▸ **THE TASK**
Your task is to give the data again, exactly, with every line intact.

▸ **EXTRACTED DATA**

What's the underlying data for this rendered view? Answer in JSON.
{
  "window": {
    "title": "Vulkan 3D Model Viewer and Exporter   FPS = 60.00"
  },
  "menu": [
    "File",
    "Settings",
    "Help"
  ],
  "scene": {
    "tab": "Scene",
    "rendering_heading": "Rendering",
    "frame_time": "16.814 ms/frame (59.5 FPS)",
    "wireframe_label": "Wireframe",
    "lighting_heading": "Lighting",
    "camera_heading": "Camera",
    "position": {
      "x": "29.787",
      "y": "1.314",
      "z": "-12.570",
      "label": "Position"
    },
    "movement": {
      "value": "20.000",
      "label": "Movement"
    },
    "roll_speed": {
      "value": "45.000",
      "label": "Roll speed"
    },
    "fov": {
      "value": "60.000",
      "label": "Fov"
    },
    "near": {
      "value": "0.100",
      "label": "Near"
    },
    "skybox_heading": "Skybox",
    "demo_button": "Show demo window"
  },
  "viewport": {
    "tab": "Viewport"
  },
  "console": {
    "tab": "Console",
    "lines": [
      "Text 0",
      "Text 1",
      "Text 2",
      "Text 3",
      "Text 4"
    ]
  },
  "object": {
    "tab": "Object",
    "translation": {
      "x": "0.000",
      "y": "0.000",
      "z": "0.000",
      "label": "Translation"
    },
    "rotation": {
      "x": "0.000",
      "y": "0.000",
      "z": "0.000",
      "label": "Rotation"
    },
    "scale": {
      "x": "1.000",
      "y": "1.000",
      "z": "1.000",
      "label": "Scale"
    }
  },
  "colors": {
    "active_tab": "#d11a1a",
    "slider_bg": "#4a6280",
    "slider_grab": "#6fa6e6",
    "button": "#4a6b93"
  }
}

▸ **CORRECT OUTPUT**
What's the underlying data for this rendered view? Answer in JSON.
{
  "window": {
    "title": "Vulkan 3D Model Viewer and Exporter   FPS = 60.00"
  },
  "menu": [
    "File",
    "Settings",
    "Help"
  ],
  "scene": {
    "tab": "Scene",
    "rendering_heading": "Rendering",
    "frame_time": "16.814 ms/frame (59.5 FPS)",
    "wireframe_label": "Wireframe",
    "lighting_heading": "Lighting",
    "camera_heading": "Camera",
    "position": {
      "x": "29.787",
      "y": "1.314",
      "z": "-12.570",
      "label": "Position"
    },
    "movement": {
      "value": "20.000",
      "label": "Movement"
    },
    "roll_speed": {
      "value": "45.000",
      "label": "Roll speed"
    },
    "fov": {
      "value": "60.000",
      "label": "Fov"
    },
    "near": {
      "value": "0.100",
      "label": "Near"
    },
    "skybox_heading": "Skybox",
    "demo_button": "Show demo window"
  },
  "viewport": {
    "tab": "Viewport"
  },
  "console": {
    "tab": "Console",
    "lines": [
      "Text 0",
      "Text 1",
      "Text 2",
      "Text 3",
      "Text 4"
    ]
  },
  "object": {
    "tab": "Object",
    "translation": {
      "x": "0.000",
      "y": "0.000",
      "z": "0.000",
      "label": "Translation"
    },
    "rotation": {
      "x": "0.000",
      "y": "0.000",
      "z": "0.000",
      "label": "Rotation"
    },
    "scale": {
      "x": "1.000",
      "y": "1.000",
      "z": "1.000",
      "label": "Scale"
    }
  },
  "colors": {
    "active_tab": "#d11a1a",
    "slider_bg": "#4a6280",
    "slider_grab": "#6fa6e6",
    "button": "#4a6b93"
  }
}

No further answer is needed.